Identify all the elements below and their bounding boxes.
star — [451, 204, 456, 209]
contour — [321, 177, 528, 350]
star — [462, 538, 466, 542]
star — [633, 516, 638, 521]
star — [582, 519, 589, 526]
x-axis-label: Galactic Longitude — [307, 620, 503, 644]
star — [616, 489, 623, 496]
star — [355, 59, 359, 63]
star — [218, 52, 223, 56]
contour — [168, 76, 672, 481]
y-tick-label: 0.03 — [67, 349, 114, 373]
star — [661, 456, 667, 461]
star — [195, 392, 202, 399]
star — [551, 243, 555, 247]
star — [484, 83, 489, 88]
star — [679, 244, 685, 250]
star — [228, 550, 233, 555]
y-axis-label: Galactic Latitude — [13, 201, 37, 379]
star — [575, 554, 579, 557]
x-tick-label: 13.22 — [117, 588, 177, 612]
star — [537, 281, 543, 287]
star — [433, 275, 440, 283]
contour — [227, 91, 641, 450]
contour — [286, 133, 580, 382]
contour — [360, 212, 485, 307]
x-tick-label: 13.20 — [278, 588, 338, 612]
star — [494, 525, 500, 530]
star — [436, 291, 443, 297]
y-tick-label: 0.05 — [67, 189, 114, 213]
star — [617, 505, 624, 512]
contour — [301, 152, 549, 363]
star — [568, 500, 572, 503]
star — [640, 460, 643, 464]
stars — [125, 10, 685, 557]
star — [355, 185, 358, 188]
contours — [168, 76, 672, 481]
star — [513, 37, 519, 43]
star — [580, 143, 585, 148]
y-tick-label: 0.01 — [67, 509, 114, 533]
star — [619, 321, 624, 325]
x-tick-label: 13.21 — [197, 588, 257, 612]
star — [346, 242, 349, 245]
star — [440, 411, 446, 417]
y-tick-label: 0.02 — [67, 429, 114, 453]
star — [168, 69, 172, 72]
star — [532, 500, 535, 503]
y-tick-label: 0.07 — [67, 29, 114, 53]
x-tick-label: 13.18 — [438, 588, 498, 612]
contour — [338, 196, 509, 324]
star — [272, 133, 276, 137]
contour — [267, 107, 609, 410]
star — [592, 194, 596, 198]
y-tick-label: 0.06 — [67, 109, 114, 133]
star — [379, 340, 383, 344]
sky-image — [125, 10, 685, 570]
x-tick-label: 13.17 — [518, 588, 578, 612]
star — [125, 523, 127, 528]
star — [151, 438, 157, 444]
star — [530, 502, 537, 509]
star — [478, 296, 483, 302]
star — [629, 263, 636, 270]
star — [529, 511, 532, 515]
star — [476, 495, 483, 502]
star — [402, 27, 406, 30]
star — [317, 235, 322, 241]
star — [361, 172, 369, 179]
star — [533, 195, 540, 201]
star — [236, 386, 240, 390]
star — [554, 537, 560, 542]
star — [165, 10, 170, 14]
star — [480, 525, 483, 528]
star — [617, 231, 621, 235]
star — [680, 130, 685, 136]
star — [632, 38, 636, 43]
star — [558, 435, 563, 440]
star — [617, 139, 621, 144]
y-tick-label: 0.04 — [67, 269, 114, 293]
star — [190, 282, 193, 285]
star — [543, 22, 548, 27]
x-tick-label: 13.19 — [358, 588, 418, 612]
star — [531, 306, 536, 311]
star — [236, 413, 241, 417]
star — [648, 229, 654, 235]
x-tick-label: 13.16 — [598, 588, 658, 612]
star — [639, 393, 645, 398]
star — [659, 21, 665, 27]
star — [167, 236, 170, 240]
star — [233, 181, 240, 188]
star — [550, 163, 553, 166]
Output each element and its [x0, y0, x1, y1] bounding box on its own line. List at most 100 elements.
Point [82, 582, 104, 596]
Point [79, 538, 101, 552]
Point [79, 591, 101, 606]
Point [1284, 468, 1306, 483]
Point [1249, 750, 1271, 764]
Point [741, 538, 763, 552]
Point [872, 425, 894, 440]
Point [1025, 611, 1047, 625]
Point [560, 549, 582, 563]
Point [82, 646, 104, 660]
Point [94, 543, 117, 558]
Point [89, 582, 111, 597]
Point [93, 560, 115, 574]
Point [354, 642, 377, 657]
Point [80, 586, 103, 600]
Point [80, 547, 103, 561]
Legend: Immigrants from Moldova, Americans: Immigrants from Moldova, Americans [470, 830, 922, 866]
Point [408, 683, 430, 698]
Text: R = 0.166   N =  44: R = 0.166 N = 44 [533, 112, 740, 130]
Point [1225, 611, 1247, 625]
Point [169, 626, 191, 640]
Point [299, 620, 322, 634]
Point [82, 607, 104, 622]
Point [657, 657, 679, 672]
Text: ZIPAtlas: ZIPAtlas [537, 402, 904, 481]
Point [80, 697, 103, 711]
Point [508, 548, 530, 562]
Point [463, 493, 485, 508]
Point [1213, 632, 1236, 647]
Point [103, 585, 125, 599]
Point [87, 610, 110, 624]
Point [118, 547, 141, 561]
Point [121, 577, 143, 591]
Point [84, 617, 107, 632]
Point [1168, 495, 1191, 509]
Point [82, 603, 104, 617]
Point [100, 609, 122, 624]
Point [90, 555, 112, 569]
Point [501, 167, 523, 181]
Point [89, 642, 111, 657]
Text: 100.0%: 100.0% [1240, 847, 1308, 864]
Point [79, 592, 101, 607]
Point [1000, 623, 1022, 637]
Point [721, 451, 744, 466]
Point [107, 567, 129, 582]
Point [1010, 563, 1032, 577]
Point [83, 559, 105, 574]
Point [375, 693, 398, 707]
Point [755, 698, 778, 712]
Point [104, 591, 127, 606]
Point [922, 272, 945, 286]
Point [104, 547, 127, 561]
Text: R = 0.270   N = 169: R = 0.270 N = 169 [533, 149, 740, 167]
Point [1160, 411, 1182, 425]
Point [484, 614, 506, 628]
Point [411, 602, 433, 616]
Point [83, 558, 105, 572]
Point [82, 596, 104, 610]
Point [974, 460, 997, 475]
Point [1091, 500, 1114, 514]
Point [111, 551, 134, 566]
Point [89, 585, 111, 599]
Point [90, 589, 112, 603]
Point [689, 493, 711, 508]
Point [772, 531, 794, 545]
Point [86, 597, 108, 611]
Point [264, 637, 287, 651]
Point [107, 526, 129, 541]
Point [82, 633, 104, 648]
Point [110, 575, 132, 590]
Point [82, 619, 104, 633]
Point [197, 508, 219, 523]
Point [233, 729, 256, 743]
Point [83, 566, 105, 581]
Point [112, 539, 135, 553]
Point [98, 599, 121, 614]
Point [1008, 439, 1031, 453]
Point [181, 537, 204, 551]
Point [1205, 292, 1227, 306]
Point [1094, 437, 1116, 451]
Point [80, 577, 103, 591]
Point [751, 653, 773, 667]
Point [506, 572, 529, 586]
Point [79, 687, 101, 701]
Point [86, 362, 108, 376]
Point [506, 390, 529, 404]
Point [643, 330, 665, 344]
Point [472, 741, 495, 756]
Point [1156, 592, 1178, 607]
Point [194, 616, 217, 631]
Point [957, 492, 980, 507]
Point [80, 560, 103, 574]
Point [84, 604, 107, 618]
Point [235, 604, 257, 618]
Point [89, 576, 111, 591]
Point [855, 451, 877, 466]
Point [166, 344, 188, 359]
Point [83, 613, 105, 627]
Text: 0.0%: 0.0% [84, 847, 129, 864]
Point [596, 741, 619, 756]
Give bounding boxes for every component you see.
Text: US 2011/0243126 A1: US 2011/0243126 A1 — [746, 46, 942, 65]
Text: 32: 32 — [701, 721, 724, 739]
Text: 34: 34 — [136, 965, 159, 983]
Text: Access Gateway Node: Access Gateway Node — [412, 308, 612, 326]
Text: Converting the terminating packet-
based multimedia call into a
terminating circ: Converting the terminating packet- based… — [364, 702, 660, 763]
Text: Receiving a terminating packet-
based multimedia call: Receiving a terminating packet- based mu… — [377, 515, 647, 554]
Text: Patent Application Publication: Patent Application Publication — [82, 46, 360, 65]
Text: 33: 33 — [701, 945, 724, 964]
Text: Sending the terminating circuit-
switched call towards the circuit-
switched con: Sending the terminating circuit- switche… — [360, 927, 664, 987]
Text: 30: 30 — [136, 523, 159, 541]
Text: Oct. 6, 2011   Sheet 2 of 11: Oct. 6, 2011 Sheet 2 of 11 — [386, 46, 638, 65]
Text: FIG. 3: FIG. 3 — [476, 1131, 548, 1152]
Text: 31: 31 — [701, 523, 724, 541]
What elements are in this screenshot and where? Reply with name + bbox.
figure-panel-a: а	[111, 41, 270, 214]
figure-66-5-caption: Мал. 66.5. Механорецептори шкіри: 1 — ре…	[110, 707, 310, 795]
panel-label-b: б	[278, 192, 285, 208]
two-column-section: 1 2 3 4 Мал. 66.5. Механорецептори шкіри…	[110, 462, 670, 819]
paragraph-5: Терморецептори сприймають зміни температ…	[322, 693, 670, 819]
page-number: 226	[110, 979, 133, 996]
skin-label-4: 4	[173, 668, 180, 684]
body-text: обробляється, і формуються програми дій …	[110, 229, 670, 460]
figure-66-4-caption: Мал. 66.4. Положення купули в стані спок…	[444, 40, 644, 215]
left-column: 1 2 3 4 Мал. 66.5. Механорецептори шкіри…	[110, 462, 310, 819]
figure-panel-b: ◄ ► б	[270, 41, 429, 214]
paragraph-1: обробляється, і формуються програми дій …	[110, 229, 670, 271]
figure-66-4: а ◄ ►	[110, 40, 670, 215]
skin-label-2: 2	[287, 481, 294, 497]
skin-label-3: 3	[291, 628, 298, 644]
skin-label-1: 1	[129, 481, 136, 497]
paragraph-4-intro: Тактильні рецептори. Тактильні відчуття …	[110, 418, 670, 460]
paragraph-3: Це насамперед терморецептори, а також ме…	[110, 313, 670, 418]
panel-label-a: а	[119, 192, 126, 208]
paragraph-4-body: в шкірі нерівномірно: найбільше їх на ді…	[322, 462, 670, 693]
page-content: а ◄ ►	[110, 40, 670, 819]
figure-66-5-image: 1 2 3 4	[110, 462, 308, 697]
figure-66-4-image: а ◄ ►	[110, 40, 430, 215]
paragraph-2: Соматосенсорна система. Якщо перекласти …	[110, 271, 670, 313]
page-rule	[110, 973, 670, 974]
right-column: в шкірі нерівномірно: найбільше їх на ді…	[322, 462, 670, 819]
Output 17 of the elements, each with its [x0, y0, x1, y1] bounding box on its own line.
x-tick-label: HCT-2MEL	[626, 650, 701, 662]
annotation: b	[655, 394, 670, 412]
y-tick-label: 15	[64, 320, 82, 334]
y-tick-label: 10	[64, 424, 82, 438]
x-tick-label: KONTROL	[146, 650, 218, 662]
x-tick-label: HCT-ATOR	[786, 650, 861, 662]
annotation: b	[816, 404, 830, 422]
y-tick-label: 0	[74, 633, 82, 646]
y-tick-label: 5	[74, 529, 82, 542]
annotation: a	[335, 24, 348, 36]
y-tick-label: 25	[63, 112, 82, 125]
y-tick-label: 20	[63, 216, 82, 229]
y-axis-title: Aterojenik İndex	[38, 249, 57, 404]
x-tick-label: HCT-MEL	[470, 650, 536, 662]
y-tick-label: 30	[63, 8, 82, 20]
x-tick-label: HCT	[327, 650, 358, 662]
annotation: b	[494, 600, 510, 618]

• _WHAT IS EXPECTED_
Please reproduce the lines from the beginning of the records through the line containing "star — [582, 519, 589, 526]", with both ends included, and give them back exactly as they appear.

• _ANSWER BELOW_
Identify all the elements below and their bounding boxes.
star — [451, 204, 456, 209]
contour — [321, 177, 528, 350]
star — [462, 538, 466, 542]
star — [633, 516, 638, 521]
star — [582, 519, 589, 526]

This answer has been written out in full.